▶ [Stated task]:
Reproduce the data exactly and drop any pictures it holds.

● ● ● ● ● ● ●

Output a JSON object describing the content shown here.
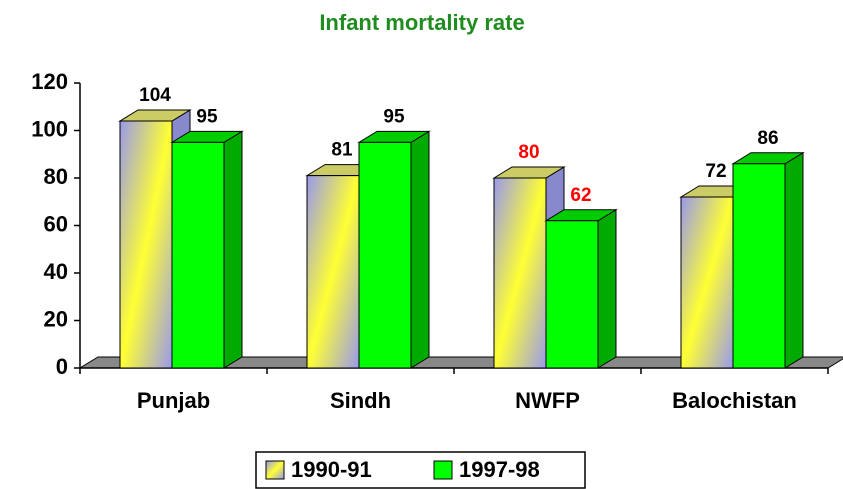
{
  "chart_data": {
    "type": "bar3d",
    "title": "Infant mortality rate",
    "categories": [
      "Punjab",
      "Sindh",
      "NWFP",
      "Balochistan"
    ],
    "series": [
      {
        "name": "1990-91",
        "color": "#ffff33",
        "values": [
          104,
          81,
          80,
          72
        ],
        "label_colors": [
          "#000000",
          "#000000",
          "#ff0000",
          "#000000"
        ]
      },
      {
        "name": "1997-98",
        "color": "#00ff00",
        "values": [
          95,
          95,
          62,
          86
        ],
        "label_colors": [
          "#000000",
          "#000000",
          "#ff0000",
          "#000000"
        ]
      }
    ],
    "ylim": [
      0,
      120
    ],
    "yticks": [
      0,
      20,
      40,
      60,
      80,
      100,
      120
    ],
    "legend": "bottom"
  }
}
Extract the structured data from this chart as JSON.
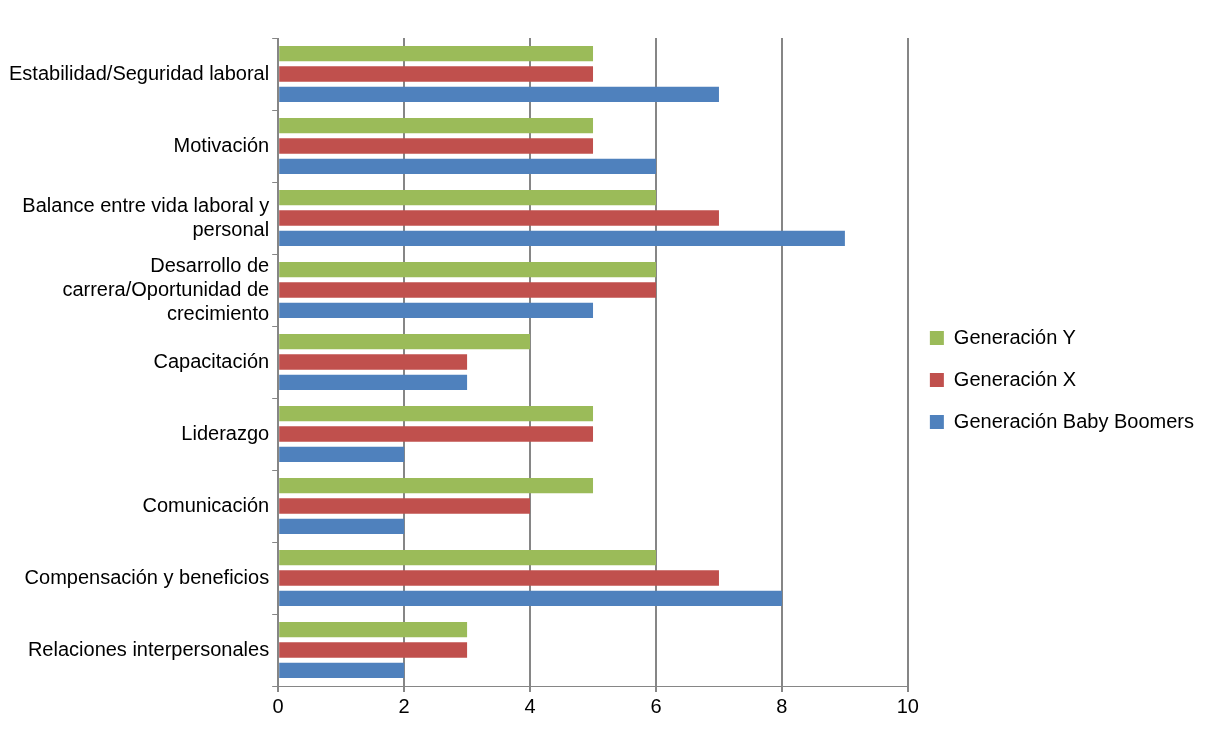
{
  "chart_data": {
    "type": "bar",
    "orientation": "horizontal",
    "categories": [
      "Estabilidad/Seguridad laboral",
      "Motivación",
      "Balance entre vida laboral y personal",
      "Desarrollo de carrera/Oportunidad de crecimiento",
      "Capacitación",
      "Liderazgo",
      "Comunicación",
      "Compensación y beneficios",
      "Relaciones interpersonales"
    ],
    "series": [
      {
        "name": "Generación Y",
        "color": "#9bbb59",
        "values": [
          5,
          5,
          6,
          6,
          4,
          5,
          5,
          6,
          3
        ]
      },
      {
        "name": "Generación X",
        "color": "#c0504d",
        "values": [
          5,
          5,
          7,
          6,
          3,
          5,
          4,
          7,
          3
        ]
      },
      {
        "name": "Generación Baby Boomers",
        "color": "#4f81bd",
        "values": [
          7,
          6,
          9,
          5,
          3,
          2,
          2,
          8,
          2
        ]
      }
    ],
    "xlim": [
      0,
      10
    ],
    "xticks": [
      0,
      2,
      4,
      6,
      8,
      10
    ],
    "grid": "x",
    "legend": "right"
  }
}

● ● ● ● ● ● ●

▶ [Solution]:
Output a JSON object describing the content shown here.
{
  "chart_data": {
    "type": "bar3d",
    "title": "Infant mortality rate",
    "categories": [
      "Punjab",
      "Sindh",
      "NWFP",
      "Balochistan"
    ],
    "series": [
      {
        "name": "1990-91",
        "color": "#ffff33",
        "values": [
          104,
          81,
          80,
          72
        ],
        "label_colors": [
          "#000000",
          "#000000",
          "#ff0000",
          "#000000"
        ]
      },
      {
        "name": "1997-98",
        "color": "#00ff00",
        "values": [
          95,
          95,
          62,
          86
        ],
        "label_colors": [
          "#000000",
          "#000000",
          "#ff0000",
          "#000000"
        ]
      }
    ],
    "ylim": [
      0,
      120
    ],
    "yticks": [
      0,
      20,
      40,
      60,
      80,
      100,
      120
    ],
    "legend": "bottom"
  }
}
Extract the structured data from this chart as JSON.
{
  "chart_data": {
    "type": "bar",
    "orientation": "horizontal",
    "categories": [
      "Estabilidad/Seguridad laboral",
      "Motivación",
      "Balance entre vida laboral y personal",
      "Desarrollo de carrera/Oportunidad de crecimiento",
      "Capacitación",
      "Liderazgo",
      "Comunicación",
      "Compensación y beneficios",
      "Relaciones interpersonales"
    ],
    "series": [
      {
        "name": "Generación Y",
        "color": "#9bbb59",
        "values": [
          5,
          5,
          6,
          6,
          4,
          5,
          5,
          6,
          3
        ]
      },
      {
        "name": "Generación X",
        "color": "#c0504d",
        "values": [
          5,
          5,
          7,
          6,
          3,
          5,
          4,
          7,
          3
        ]
      },
      {
        "name": "Generación Baby Boomers",
        "color": "#4f81bd",
        "values": [
          7,
          6,
          9,
          5,
          3,
          2,
          2,
          8,
          2
        ]
      }
    ],
    "xlim": [
      0,
      10
    ],
    "xticks": [
      0,
      2,
      4,
      6,
      8,
      10
    ],
    "grid": "x",
    "legend": "right"
  }
}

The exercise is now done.